Exclude the pictures, then repeat the remaining data exactly.

================

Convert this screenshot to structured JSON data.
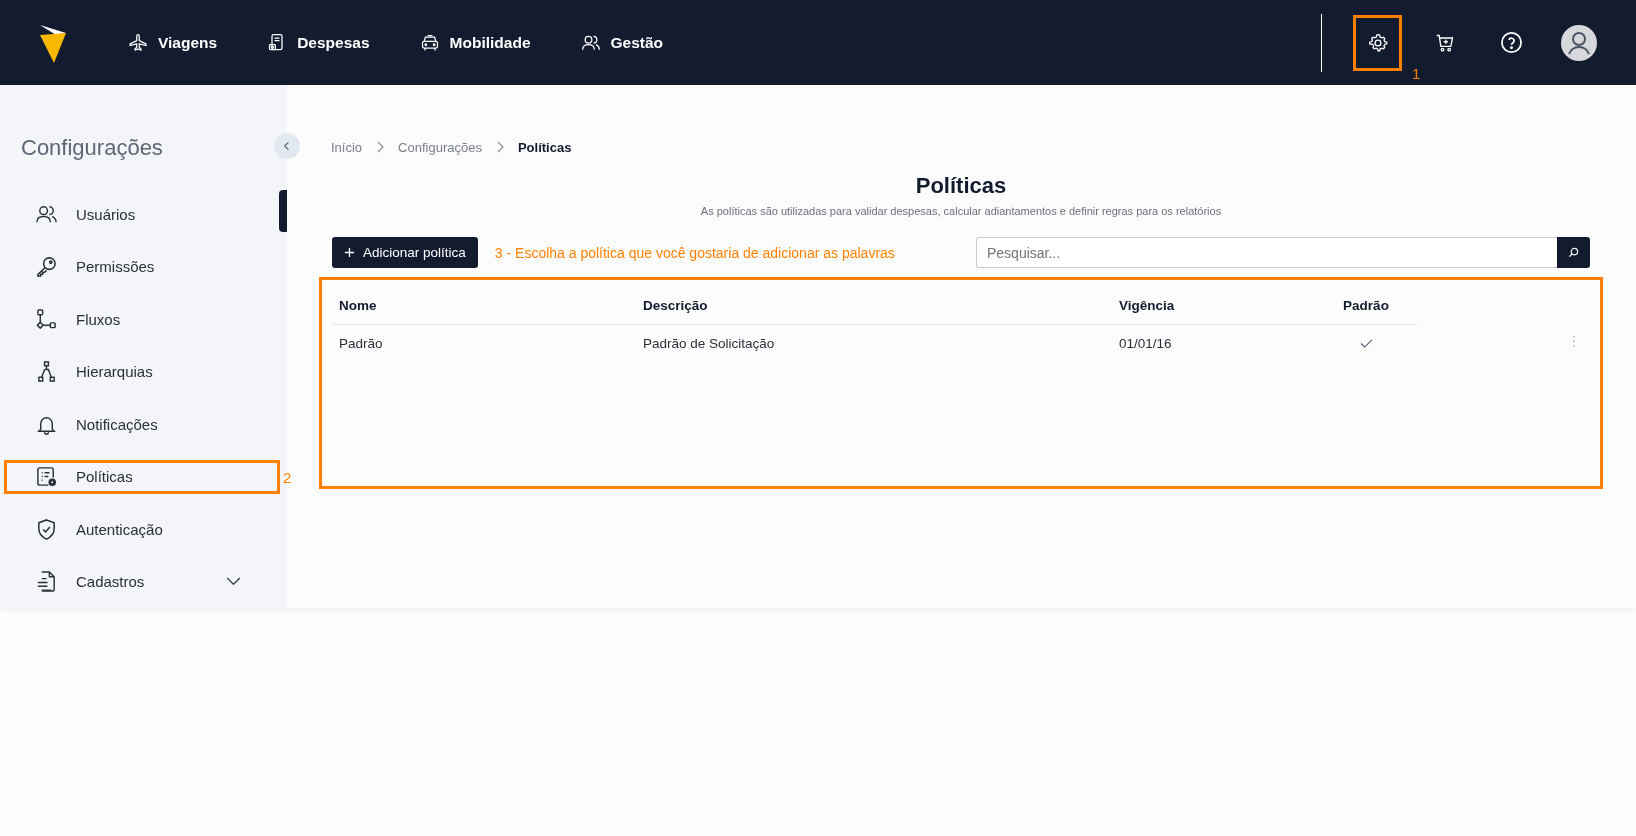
{
  "nav": {
    "items": [
      {
        "label": "Viagens"
      },
      {
        "label": "Despesas"
      },
      {
        "label": "Mobilidade"
      },
      {
        "label": "Gestão"
      }
    ]
  },
  "top_actions": [
    {
      "highlighted": true,
      "callout": "1"
    },
    {
      "highlighted": false
    },
    {
      "highlighted": false
    },
    {
      "highlighted": false
    }
  ],
  "sidebar": {
    "title": "Configurações",
    "items": [
      {
        "label": "Usuários",
        "highlighted": false,
        "expandable": false
      },
      {
        "label": "Permissões",
        "highlighted": false,
        "expandable": false
      },
      {
        "label": "Fluxos",
        "highlighted": false,
        "expandable": false
      },
      {
        "label": "Hierarquias",
        "highlighted": false,
        "expandable": false
      },
      {
        "label": "Notificações",
        "highlighted": false,
        "expandable": false
      },
      {
        "label": "Políticas",
        "highlighted": true,
        "expandable": false,
        "callout": "2"
      },
      {
        "label": "Autenticação",
        "highlighted": false,
        "expandable": false
      },
      {
        "label": "Cadastros",
        "highlighted": false,
        "expandable": true
      }
    ]
  },
  "breadcrumb": [
    {
      "label": "Início",
      "current": false
    },
    {
      "label": "Configurações",
      "current": false
    },
    {
      "label": "Políticas",
      "current": true
    }
  ],
  "page": {
    "title": "Políticas",
    "subtitle": "As políticas são utilizadas para validar despesas, calcular adiantamentos e definir regras para os relatórios"
  },
  "add_button": {
    "label": "Adicionar política"
  },
  "instruction": "3 - Escolha a política que você gostaria de adicionar as palavras",
  "search": {
    "placeholder": "Pesquisar..."
  },
  "table": {
    "highlighted": true,
    "columns": [
      "Nome",
      "Descrição",
      "Vigência",
      "Padrão"
    ],
    "rows": [
      {
        "cells": [
          "Padrão",
          "Padrão de Solicitação",
          "01/01/16"
        ],
        "default": true
      }
    ]
  }
}
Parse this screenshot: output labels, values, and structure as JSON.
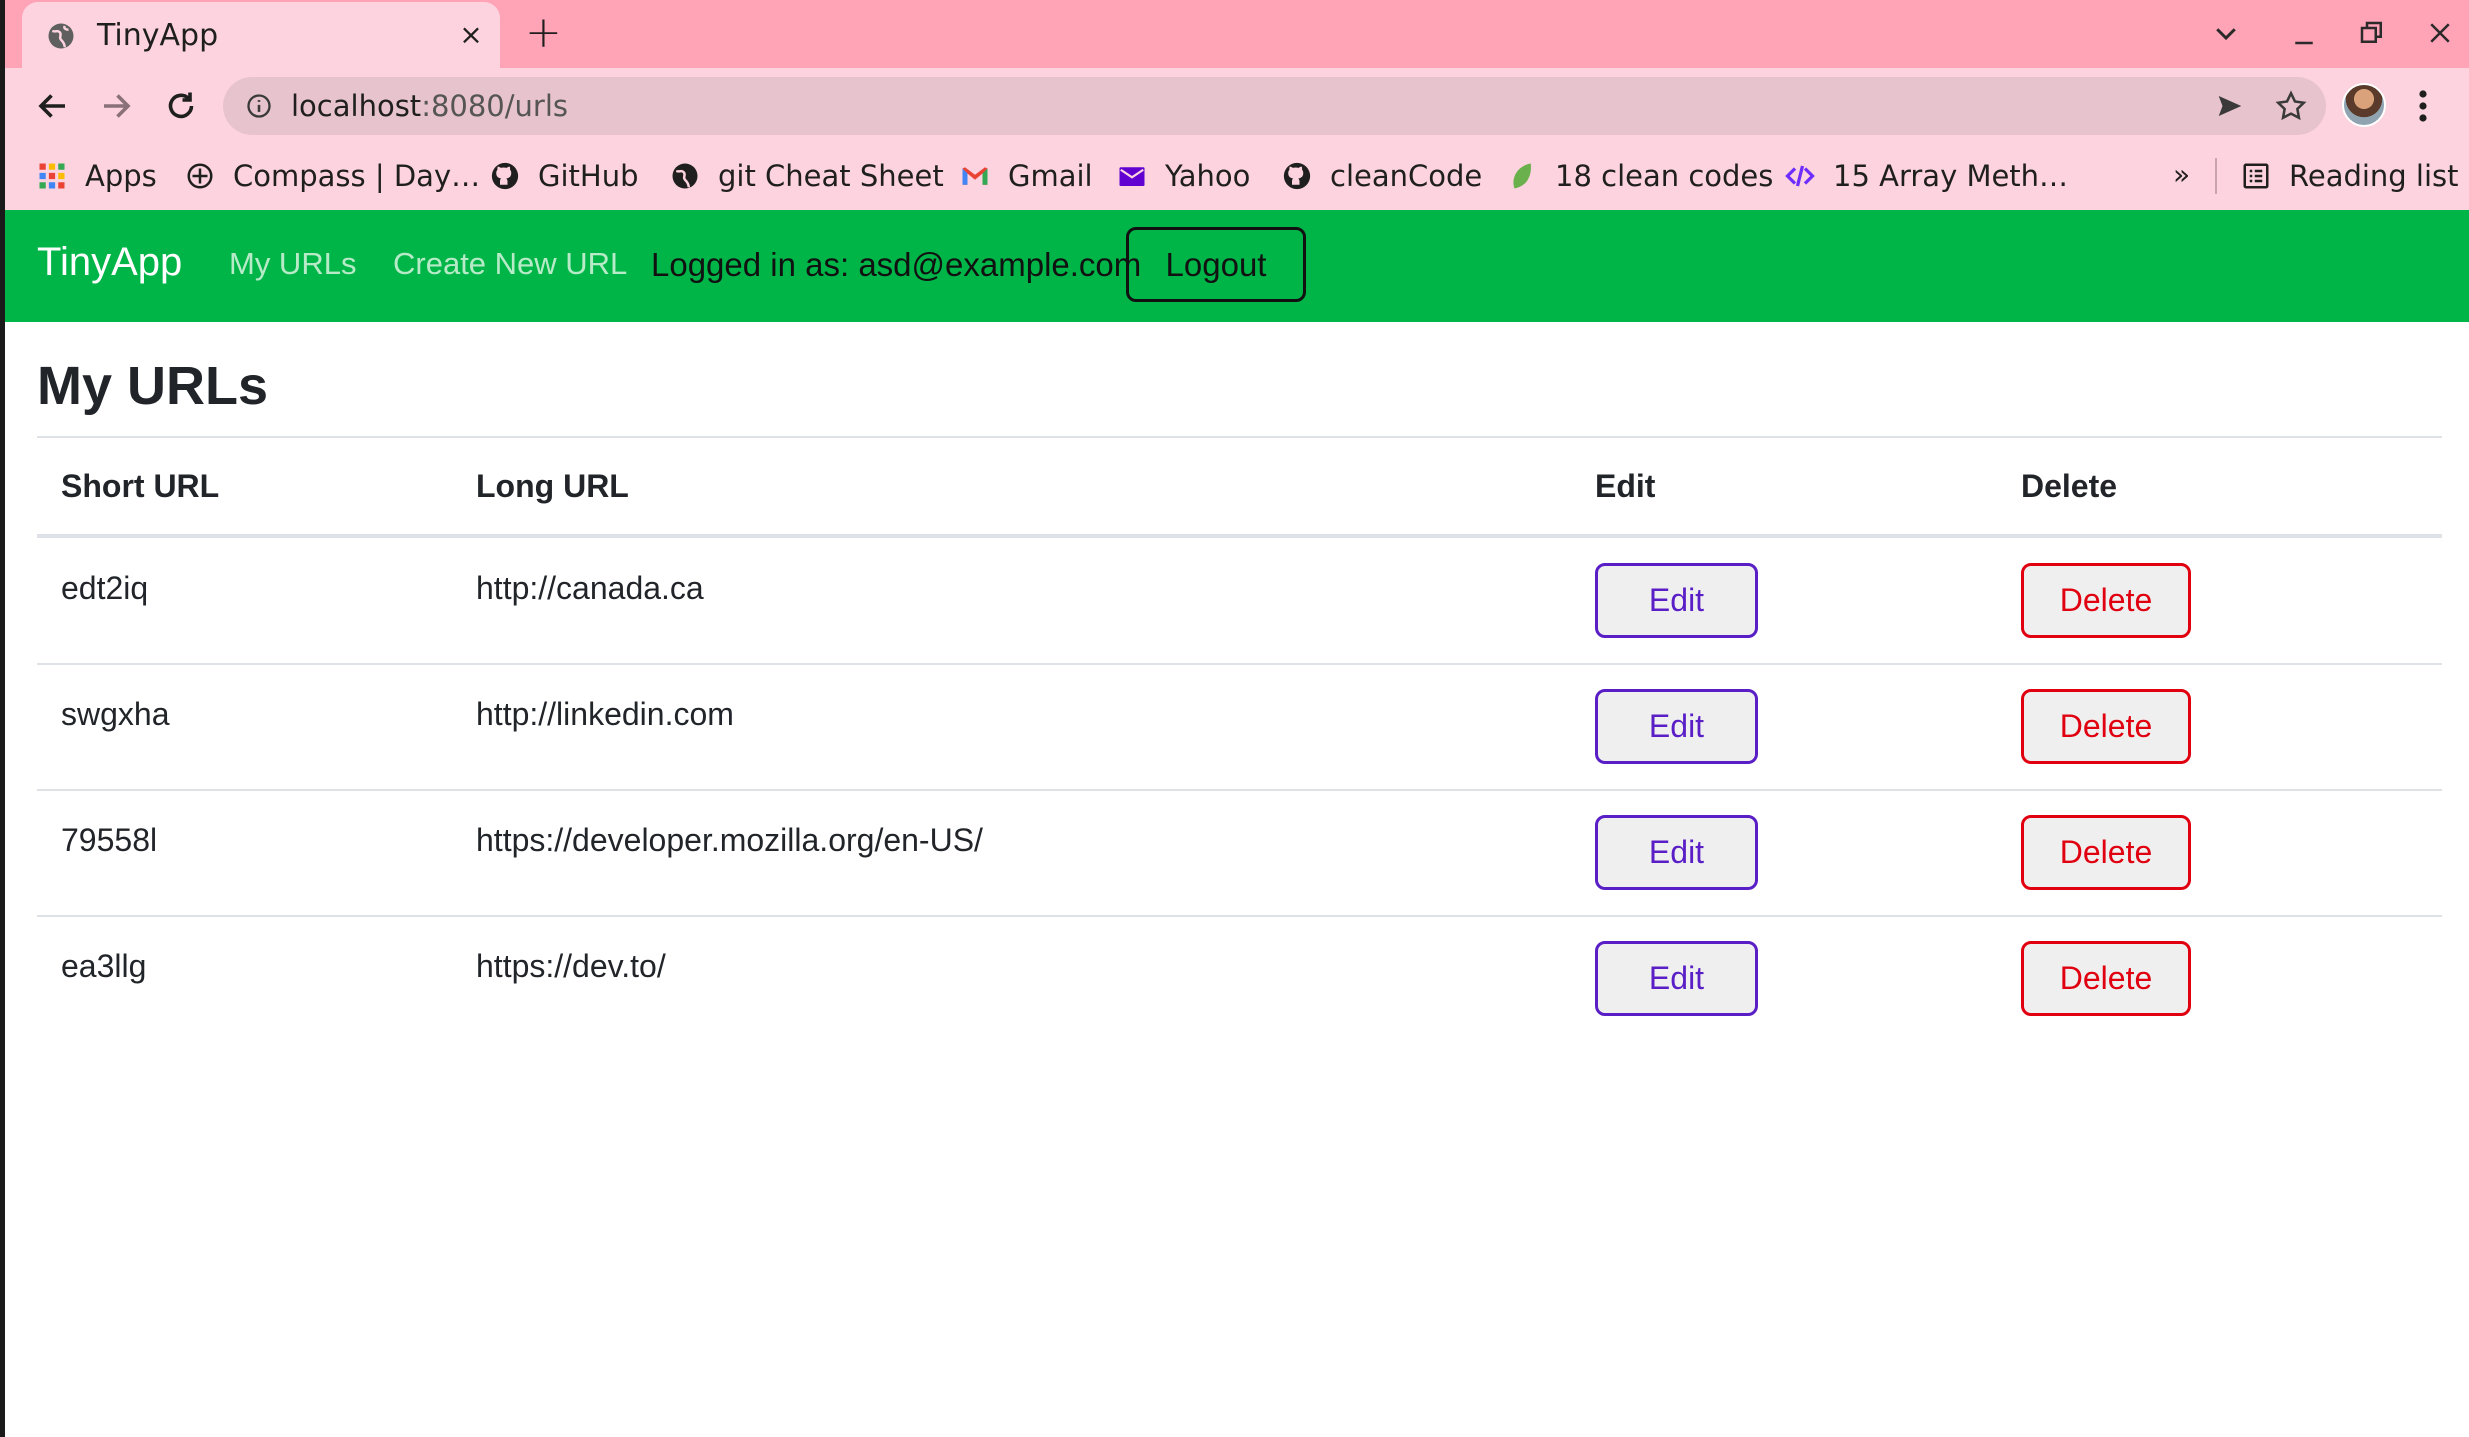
{
  "browser": {
    "tab_title": "TinyApp",
    "tab_close": "×",
    "new_tab": "+",
    "url_host": "localhost",
    "url_rest": ":8080/urls",
    "bookmarks": [
      {
        "label": "Apps",
        "icon": "apps-grid-icon"
      },
      {
        "label": "Compass | Day…",
        "icon": "compass-icon"
      },
      {
        "label": "GitHub",
        "icon": "github-icon"
      },
      {
        "label": "git Cheat Sheet",
        "icon": "globe-icon"
      },
      {
        "label": "Gmail",
        "icon": "gmail-icon"
      },
      {
        "label": "Yahoo",
        "icon": "yahoo-mail-icon"
      },
      {
        "label": "cleanCode",
        "icon": "github-icon"
      },
      {
        "label": "18 clean codes",
        "icon": "leaf-icon"
      },
      {
        "label": "15 Array Meth…",
        "icon": "code-icon"
      }
    ],
    "bookmarks_overflow": "»",
    "reading_list": "Reading list"
  },
  "app": {
    "brand": "TinyApp",
    "nav": {
      "my_urls": "My URLs",
      "create_new": "Create New URL",
      "logged_in": "Logged in as: asd@example.com",
      "logout": "Logout"
    },
    "page_title": "My URLs",
    "table": {
      "headers": [
        "Short URL",
        "Long URL",
        "Edit",
        "Delete"
      ],
      "rows": [
        {
          "short": "edt2iq",
          "long": "http://canada.ca",
          "edit": "Edit",
          "delete": "Delete"
        },
        {
          "short": "swgxha",
          "long": "http://linkedin.com",
          "edit": "Edit",
          "delete": "Delete"
        },
        {
          "short": "79558l",
          "long": "https://developer.mozilla.org/en-US/",
          "edit": "Edit",
          "delete": "Delete"
        },
        {
          "short": "ea3llg",
          "long": "https://dev.to/",
          "edit": "Edit",
          "delete": "Delete"
        }
      ]
    }
  },
  "colors": {
    "tabstrip": "#ffa3b6",
    "toolbar": "#fcd3de",
    "navbar": "#00b548",
    "edit": "#5a1ec7",
    "delete": "#e0000f"
  }
}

================

**Reply**.
Convert this screenshot to structured JSON data.
{
  "nav": {
    "items": [
      {
        "label": "Viagens"
      },
      {
        "label": "Despesas"
      },
      {
        "label": "Mobilidade"
      },
      {
        "label": "Gestão"
      }
    ]
  },
  "top_actions": [
    {
      "highlighted": true,
      "callout": "1"
    },
    {
      "highlighted": false
    },
    {
      "highlighted": false
    },
    {
      "highlighted": false
    }
  ],
  "sidebar": {
    "title": "Configurações",
    "items": [
      {
        "label": "Usuários",
        "highlighted": false,
        "expandable": false
      },
      {
        "label": "Permissões",
        "highlighted": false,
        "expandable": false
      },
      {
        "label": "Fluxos",
        "highlighted": false,
        "expandable": false
      },
      {
        "label": "Hierarquias",
        "highlighted": false,
        "expandable": false
      },
      {
        "label": "Notificações",
        "highlighted": false,
        "expandable": false
      },
      {
        "label": "Políticas",
        "highlighted": true,
        "expandable": false,
        "callout": "2"
      },
      {
        "label": "Autenticação",
        "highlighted": false,
        "expandable": false
      },
      {
        "label": "Cadastros",
        "highlighted": false,
        "expandable": true
      }
    ]
  },
  "breadcrumb": [
    {
      "label": "Início",
      "current": false
    },
    {
      "label": "Configurações",
      "current": false
    },
    {
      "label": "Políticas",
      "current": true
    }
  ],
  "page": {
    "title": "Políticas",
    "subtitle": "As políticas são utilizadas para validar despesas, calcular adiantamentos e definir regras para os relatórios"
  },
  "add_button": {
    "label": "Adicionar política"
  },
  "instruction": "3 - Escolha a política que você gostaria de adicionar as palavras",
  "search": {
    "placeholder": "Pesquisar..."
  },
  "table": {
    "highlighted": true,
    "columns": [
      "Nome",
      "Descrição",
      "Vigência",
      "Padrão"
    ],
    "rows": [
      {
        "cells": [
          "Padrão",
          "Padrão de Solicitação",
          "01/01/16"
        ],
        "default": true
      }
    ]
  }
}
Parse this screenshot: output labels, values, and structure as JSON.
{
  "browser": {
    "tab_title": "TinyApp",
    "tab_close": "×",
    "new_tab": "+",
    "url_host": "localhost",
    "url_rest": ":8080/urls",
    "bookmarks": [
      {
        "label": "Apps",
        "icon": "apps-grid-icon"
      },
      {
        "label": "Compass | Day…",
        "icon": "compass-icon"
      },
      {
        "label": "GitHub",
        "icon": "github-icon"
      },
      {
        "label": "git Cheat Sheet",
        "icon": "globe-icon"
      },
      {
        "label": "Gmail",
        "icon": "gmail-icon"
      },
      {
        "label": "Yahoo",
        "icon": "yahoo-mail-icon"
      },
      {
        "label": "cleanCode",
        "icon": "github-icon"
      },
      {
        "label": "18 clean codes",
        "icon": "leaf-icon"
      },
      {
        "label": "15 Array Meth…",
        "icon": "code-icon"
      }
    ],
    "bookmarks_overflow": "»",
    "reading_list": "Reading list"
  },
  "app": {
    "brand": "TinyApp",
    "nav": {
      "my_urls": "My URLs",
      "create_new": "Create New URL",
      "logged_in": "Logged in as: asd@example.com",
      "logout": "Logout"
    },
    "page_title": "My URLs",
    "table": {
      "headers": [
        "Short URL",
        "Long URL",
        "Edit",
        "Delete"
      ],
      "rows": [
        {
          "short": "edt2iq",
          "long": "http://canada.ca",
          "edit": "Edit",
          "delete": "Delete"
        },
        {
          "short": "swgxha",
          "long": "http://linkedin.com",
          "edit": "Edit",
          "delete": "Delete"
        },
        {
          "short": "79558l",
          "long": "https://developer.mozilla.org/en-US/",
          "edit": "Edit",
          "delete": "Delete"
        },
        {
          "short": "ea3llg",
          "long": "https://dev.to/",
          "edit": "Edit",
          "delete": "Delete"
        }
      ]
    }
  },
  "colors": {
    "tabstrip": "#ffa3b6",
    "toolbar": "#fcd3de",
    "navbar": "#00b548",
    "edit": "#5a1ec7",
    "delete": "#e0000f"
  }
}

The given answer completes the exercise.